DATASET RECORDS:
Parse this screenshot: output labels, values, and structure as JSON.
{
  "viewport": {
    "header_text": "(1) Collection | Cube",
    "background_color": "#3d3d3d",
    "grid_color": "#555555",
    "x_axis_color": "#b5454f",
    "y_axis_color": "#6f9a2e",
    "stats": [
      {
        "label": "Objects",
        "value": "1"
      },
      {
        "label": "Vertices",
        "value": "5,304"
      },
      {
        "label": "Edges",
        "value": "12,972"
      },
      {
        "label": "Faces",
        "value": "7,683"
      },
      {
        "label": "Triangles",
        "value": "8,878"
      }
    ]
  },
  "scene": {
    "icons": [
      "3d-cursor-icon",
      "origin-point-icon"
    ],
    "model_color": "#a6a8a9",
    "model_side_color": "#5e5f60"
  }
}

STATED PROBLEM: Repeat every record exactly as written, please.

RESULT FOR THIS EXERCISE:
Parse this screenshot: output labels, values, and structure as JSON.
{
  "viewport": {
    "header_text": "(1) Collection | Cube",
    "background_color": "#3d3d3d",
    "grid_color": "#555555",
    "x_axis_color": "#b5454f",
    "y_axis_color": "#6f9a2e",
    "stats": [
      {
        "label": "Objects",
        "value": "1"
      },
      {
        "label": "Vertices",
        "value": "5,304"
      },
      {
        "label": "Edges",
        "value": "12,972"
      },
      {
        "label": "Faces",
        "value": "7,683"
      },
      {
        "label": "Triangles",
        "value": "8,878"
      }
    ]
  },
  "scene": {
    "icons": [
      "3d-cursor-icon",
      "origin-point-icon"
    ],
    "model_color": "#a6a8a9",
    "model_side_color": "#5e5f60"
  }
}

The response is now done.